_RECORD SET_
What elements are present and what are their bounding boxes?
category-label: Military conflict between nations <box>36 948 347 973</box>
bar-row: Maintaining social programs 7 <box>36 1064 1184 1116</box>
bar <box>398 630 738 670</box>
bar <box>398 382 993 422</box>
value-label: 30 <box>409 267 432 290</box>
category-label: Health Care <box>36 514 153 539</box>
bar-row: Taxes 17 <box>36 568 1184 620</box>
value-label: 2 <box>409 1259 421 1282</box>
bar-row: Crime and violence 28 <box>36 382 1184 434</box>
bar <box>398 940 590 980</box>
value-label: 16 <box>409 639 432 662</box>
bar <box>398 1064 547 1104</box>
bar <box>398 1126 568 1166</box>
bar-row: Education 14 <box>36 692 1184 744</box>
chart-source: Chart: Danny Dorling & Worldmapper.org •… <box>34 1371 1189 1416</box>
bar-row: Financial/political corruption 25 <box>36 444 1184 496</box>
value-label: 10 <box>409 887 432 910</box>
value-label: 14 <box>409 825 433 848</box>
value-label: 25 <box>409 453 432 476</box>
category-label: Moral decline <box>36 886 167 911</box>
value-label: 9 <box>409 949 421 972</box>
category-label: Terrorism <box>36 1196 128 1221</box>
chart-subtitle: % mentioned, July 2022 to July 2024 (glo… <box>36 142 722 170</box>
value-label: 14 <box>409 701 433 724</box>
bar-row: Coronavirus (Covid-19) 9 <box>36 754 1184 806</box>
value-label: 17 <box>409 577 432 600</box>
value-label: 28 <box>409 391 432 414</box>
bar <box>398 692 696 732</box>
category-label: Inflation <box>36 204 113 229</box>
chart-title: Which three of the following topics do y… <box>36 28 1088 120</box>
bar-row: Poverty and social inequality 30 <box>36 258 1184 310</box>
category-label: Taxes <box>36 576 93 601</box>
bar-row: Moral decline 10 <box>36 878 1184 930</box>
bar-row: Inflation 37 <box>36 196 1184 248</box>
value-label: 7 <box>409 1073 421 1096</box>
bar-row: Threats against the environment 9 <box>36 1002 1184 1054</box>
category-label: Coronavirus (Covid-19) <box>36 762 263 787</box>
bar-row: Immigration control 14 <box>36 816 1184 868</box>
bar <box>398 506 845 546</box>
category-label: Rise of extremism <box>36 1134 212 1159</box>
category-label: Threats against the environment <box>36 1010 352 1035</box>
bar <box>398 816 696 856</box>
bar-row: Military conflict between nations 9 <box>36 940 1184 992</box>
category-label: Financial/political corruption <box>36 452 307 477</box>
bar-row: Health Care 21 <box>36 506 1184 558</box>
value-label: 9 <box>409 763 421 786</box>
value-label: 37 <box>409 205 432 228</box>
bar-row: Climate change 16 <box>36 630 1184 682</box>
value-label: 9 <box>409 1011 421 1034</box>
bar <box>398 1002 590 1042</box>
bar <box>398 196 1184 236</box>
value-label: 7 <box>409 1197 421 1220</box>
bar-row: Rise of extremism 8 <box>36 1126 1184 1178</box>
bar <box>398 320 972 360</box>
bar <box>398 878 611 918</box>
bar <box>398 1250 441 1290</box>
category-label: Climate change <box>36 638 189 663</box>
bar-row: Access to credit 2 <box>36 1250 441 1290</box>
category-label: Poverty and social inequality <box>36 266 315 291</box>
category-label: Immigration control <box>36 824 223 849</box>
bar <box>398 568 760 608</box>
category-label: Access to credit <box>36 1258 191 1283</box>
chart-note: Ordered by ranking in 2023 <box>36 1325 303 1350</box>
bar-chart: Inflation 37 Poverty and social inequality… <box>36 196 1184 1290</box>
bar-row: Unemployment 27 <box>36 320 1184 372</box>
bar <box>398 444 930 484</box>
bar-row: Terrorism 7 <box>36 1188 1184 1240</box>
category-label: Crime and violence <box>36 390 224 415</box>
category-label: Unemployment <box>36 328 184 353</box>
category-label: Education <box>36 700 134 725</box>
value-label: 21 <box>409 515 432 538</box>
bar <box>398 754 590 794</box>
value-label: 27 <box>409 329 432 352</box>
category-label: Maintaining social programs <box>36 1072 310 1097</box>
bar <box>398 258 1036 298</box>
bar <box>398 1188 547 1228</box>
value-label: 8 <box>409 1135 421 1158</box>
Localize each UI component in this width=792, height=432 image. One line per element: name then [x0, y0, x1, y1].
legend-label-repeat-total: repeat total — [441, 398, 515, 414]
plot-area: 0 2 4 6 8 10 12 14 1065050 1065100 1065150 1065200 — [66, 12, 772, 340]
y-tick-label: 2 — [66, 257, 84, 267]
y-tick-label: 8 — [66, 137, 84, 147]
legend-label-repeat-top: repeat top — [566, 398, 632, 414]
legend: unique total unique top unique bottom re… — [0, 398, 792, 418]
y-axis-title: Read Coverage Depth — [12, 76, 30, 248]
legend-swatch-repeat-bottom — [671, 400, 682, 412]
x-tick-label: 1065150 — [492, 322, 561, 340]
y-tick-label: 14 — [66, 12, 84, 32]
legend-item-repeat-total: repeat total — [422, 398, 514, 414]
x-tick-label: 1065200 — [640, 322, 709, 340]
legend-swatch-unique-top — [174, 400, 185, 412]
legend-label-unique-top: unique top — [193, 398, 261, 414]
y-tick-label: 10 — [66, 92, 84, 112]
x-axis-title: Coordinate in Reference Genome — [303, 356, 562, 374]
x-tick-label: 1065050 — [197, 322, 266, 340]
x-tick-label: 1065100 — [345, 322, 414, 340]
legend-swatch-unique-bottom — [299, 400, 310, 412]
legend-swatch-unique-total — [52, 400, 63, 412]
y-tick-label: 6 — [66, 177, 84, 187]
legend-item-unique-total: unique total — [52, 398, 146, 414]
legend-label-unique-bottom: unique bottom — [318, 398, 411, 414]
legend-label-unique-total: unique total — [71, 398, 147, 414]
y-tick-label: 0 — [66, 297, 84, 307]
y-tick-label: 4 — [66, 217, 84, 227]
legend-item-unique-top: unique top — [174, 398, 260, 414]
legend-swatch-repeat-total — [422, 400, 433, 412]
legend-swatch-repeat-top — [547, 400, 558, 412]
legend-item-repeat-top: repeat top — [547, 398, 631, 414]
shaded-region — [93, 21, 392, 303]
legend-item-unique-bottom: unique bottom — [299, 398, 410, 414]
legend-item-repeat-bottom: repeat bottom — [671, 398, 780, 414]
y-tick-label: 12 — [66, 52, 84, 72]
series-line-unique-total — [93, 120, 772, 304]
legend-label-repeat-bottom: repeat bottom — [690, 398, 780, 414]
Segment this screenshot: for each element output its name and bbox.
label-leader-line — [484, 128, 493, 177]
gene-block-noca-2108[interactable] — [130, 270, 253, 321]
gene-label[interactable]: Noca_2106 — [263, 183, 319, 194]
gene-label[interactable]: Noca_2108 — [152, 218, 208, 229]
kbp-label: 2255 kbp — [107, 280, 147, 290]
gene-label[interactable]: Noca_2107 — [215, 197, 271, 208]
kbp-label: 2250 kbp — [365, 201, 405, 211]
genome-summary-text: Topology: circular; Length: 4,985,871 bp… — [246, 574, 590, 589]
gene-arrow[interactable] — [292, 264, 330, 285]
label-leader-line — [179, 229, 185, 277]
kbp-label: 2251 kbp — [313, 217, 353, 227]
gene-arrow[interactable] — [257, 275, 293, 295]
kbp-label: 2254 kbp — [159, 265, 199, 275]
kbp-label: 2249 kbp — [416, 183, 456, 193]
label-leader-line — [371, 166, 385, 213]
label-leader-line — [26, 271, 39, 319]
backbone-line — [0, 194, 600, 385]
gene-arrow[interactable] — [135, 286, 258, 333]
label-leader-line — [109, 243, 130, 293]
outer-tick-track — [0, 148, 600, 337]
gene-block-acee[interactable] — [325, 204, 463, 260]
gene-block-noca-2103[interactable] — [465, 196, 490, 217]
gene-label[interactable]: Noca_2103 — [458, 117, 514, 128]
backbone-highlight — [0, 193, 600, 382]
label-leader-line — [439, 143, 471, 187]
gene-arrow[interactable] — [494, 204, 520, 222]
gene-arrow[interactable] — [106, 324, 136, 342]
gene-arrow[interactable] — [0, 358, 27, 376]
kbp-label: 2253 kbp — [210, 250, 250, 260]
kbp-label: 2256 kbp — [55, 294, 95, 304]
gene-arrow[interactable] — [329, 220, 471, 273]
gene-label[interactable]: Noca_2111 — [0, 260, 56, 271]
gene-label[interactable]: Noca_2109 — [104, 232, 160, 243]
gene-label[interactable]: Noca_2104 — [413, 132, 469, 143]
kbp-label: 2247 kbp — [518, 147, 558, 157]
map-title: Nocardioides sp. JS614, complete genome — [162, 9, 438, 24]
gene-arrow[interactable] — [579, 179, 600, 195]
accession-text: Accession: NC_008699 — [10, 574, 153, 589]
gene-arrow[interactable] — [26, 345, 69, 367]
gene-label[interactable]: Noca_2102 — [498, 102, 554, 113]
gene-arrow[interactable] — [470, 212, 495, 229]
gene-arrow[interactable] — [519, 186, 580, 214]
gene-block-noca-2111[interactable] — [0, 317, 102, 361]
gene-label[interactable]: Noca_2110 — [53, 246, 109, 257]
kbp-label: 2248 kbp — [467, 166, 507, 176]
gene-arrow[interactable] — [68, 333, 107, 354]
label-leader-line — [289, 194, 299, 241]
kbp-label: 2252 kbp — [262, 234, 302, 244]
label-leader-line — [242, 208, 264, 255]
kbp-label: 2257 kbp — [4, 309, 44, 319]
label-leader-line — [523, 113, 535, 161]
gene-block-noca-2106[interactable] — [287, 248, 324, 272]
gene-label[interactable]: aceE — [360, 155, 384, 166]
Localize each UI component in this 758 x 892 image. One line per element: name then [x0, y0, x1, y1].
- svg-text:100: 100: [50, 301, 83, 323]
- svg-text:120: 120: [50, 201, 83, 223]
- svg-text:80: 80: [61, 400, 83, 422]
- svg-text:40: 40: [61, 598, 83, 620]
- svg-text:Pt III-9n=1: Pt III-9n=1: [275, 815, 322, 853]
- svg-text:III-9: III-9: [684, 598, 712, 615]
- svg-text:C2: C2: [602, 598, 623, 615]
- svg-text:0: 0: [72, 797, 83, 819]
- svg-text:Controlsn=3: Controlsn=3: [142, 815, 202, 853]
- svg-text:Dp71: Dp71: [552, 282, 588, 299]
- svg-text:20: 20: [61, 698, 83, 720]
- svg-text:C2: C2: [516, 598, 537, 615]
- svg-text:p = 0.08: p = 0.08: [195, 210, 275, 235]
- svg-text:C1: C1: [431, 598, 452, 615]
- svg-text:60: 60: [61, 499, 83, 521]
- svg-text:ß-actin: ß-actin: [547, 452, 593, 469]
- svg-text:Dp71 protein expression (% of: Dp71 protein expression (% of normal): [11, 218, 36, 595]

_ASSIGNMENT_
The only output should be the lines from the one containing "Localize each UI component in this 758" through the final line of the material above, copied exactly.

_ANSWER BOX_
Localize each UI component in this 758 x 892 image. One line per element: name then [x0, y0, x1, y1].
- svg-text:100: 100: [50, 301, 83, 323]
- svg-text:120: 120: [50, 201, 83, 223]
- svg-text:80: 80: [61, 400, 83, 422]
- svg-text:40: 40: [61, 598, 83, 620]
- svg-text:Pt III-9n=1: Pt III-9n=1: [275, 815, 322, 853]
- svg-text:III-9: III-9: [684, 598, 712, 615]
- svg-text:C2: C2: [602, 598, 623, 615]
- svg-text:0: 0: [72, 797, 83, 819]
- svg-text:Controlsn=3: Controlsn=3: [142, 815, 202, 853]
- svg-text:Dp71: Dp71: [552, 282, 588, 299]
- svg-text:20: 20: [61, 698, 83, 720]
- svg-text:C2: C2: [516, 598, 537, 615]
- svg-text:p = 0.08: p = 0.08: [195, 210, 275, 235]
- svg-text:C1: C1: [431, 598, 452, 615]
- svg-text:60: 60: [61, 499, 83, 521]
- svg-text:ß-actin: ß-actin: [547, 452, 593, 469]
- svg-text:Dp71 protein expression (% of: Dp71 protein expression (% of normal): [11, 218, 36, 595]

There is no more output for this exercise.